What you have to do:
Copy out every record precisely.

Listing:
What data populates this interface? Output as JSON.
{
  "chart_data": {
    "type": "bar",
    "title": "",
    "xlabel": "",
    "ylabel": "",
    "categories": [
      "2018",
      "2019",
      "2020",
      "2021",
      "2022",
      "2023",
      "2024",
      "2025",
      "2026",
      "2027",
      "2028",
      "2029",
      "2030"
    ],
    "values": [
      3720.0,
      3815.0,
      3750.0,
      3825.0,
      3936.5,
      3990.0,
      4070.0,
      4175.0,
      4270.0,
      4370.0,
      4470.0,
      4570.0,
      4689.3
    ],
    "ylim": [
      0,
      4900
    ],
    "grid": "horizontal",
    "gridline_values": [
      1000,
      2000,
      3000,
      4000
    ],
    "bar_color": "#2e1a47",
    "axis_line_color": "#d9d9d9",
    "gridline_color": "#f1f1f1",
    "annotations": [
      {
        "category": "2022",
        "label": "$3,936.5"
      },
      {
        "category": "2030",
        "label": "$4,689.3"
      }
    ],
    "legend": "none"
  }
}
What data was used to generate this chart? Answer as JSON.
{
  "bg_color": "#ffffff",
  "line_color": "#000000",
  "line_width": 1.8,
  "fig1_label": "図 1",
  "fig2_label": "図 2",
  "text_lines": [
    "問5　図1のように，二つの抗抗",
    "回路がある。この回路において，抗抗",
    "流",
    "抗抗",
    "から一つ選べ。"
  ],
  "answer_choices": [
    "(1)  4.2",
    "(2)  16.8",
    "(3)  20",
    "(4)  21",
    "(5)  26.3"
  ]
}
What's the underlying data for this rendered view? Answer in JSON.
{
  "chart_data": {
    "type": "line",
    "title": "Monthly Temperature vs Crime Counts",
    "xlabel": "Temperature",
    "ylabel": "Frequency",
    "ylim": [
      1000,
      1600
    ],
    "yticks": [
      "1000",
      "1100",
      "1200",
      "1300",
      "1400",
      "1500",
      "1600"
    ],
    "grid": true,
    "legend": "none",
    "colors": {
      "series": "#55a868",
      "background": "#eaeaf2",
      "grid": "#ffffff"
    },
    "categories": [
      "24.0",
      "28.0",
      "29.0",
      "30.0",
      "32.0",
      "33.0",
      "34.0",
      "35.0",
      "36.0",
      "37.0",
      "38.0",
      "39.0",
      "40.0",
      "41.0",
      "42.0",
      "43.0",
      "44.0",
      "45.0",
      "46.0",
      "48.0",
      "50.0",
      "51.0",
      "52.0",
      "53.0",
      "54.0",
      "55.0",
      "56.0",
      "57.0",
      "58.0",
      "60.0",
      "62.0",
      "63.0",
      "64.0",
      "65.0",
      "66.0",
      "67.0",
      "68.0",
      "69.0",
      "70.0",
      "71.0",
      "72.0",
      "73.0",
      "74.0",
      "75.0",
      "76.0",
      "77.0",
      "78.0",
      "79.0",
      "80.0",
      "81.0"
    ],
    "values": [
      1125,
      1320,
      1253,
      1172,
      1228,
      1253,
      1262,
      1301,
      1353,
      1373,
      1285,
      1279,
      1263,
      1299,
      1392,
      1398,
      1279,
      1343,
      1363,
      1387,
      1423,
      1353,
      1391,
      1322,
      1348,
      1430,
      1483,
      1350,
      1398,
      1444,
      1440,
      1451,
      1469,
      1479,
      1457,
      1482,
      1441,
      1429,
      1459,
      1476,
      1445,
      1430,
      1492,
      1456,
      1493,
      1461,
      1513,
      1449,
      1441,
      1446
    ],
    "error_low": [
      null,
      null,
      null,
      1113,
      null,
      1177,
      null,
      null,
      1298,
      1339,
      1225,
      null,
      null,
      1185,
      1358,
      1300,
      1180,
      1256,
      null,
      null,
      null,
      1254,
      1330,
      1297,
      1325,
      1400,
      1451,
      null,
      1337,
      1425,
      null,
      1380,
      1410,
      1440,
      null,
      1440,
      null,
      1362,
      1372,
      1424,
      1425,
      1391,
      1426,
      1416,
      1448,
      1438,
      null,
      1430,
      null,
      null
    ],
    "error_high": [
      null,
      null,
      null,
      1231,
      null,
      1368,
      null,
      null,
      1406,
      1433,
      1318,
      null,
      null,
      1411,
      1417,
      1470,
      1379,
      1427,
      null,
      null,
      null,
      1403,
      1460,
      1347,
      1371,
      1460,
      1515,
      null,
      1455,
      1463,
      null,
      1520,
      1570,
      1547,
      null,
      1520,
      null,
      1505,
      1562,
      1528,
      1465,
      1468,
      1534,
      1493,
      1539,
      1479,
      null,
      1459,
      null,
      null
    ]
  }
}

Full output:
What data populates this interface? Output as JSON.
{
  "chart_data": {
    "type": "bar",
    "title": "",
    "xlabel": "",
    "ylabel": "",
    "categories": [
      "2018",
      "2019",
      "2020",
      "2021",
      "2022",
      "2023",
      "2024",
      "2025",
      "2026",
      "2027",
      "2028",
      "2029",
      "2030"
    ],
    "values": [
      3720.0,
      3815.0,
      3750.0,
      3825.0,
      3936.5,
      3990.0,
      4070.0,
      4175.0,
      4270.0,
      4370.0,
      4470.0,
      4570.0,
      4689.3
    ],
    "ylim": [
      0,
      4900
    ],
    "grid": "horizontal",
    "gridline_values": [
      1000,
      2000,
      3000,
      4000
    ],
    "bar_color": "#2e1a47",
    "axis_line_color": "#d9d9d9",
    "gridline_color": "#f1f1f1",
    "annotations": [
      {
        "category": "2022",
        "label": "$3,936.5"
      },
      {
        "category": "2030",
        "label": "$4,689.3"
      }
    ],
    "legend": "none"
  }
}
What data was used to generate this chart? Answer as JSON.
{
  "bg_color": "#ffffff",
  "line_color": "#000000",
  "line_width": 1.8,
  "fig1_label": "図 1",
  "fig2_label": "図 2",
  "text_lines": [
    "問5　図1のように，二つの抗抗",
    "回路がある。この回路において，抗抗",
    "流",
    "抗抗",
    "から一つ選べ。"
  ],
  "answer_choices": [
    "(1)  4.2",
    "(2)  16.8",
    "(3)  20",
    "(4)  21",
    "(5)  26.3"
  ]
}
What's the underlying data for this rendered view? Answer in JSON.
{
  "chart_data": {
    "type": "line",
    "title": "Monthly Temperature vs Crime Counts",
    "xlabel": "Temperature",
    "ylabel": "Frequency",
    "ylim": [
      1000,
      1600
    ],
    "yticks": [
      "1000",
      "1100",
      "1200",
      "1300",
      "1400",
      "1500",
      "1600"
    ],
    "grid": true,
    "legend": "none",
    "colors": {
      "series": "#55a868",
      "background": "#eaeaf2",
      "grid": "#ffffff"
    },
    "categories": [
      "24.0",
      "28.0",
      "29.0",
      "30.0",
      "32.0",
      "33.0",
      "34.0",
      "35.0",
      "36.0",
      "37.0",
      "38.0",
      "39.0",
      "40.0",
      "41.0",
      "42.0",
      "43.0",
      "44.0",
      "45.0",
      "46.0",
      "48.0",
      "50.0",
      "51.0",
      "52.0",
      "53.0",
      "54.0",
      "55.0",
      "56.0",
      "57.0",
      "58.0",
      "60.0",
      "62.0",
      "63.0",
      "64.0",
      "65.0",
      "66.0",
      "67.0",
      "68.0",
      "69.0",
      "70.0",
      "71.0",
      "72.0",
      "73.0",
      "74.0",
      "75.0",
      "76.0",
      "77.0",
      "78.0",
      "79.0",
      "80.0",
      "81.0"
    ],
    "values": [
      1125,
      1320,
      1253,
      1172,
      1228,
      1253,
      1262,
      1301,
      1353,
      1373,
      1285,
      1279,
      1263,
      1299,
      1392,
      1398,
      1279,
      1343,
      1363,
      1387,
      1423,
      1353,
      1391,
      1322,
      1348,
      1430,
      1483,
      1350,
      1398,
      1444,
      1440,
      1451,
      1469,
      1479,
      1457,
      1482,
      1441,
      1429,
      1459,
      1476,
      1445,
      1430,
      1492,
      1456,
      1493,
      1461,
      1513,
      1449,
      1441,
      1446
    ],
    "error_low": [
      null,
      null,
      null,
      1113,
      null,
      1177,
      null,
      null,
      1298,
      1339,
      1225,
      null,
      null,
      1185,
      1358,
      1300,
      1180,
      1256,
      null,
      null,
      null,
      1254,
      1330,
      1297,
      1325,
      1400,
      1451,
      null,
      1337,
      1425,
      null,
      1380,
      1410,
      1440,
      null,
      1440,
      null,
      1362,
      1372,
      1424,
      1425,
      1391,
      1426,
      1416,
      1448,
      1438,
      null,
      1430,
      null,
      null
    ],
    "error_high": [
      null,
      null,
      null,
      1231,
      null,
      1368,
      null,
      null,
      1406,
      1433,
      1318,
      null,
      null,
      1411,
      1417,
      1470,
      1379,
      1427,
      null,
      null,
      null,
      1403,
      1460,
      1347,
      1371,
      1460,
      1515,
      null,
      1455,
      1463,
      null,
      1520,
      1570,
      1547,
      null,
      1520,
      null,
      1505,
      1562,
      1528,
      1465,
      1468,
      1534,
      1493,
      1539,
      1479,
      null,
      1459,
      null,
      null
    ]
  }
}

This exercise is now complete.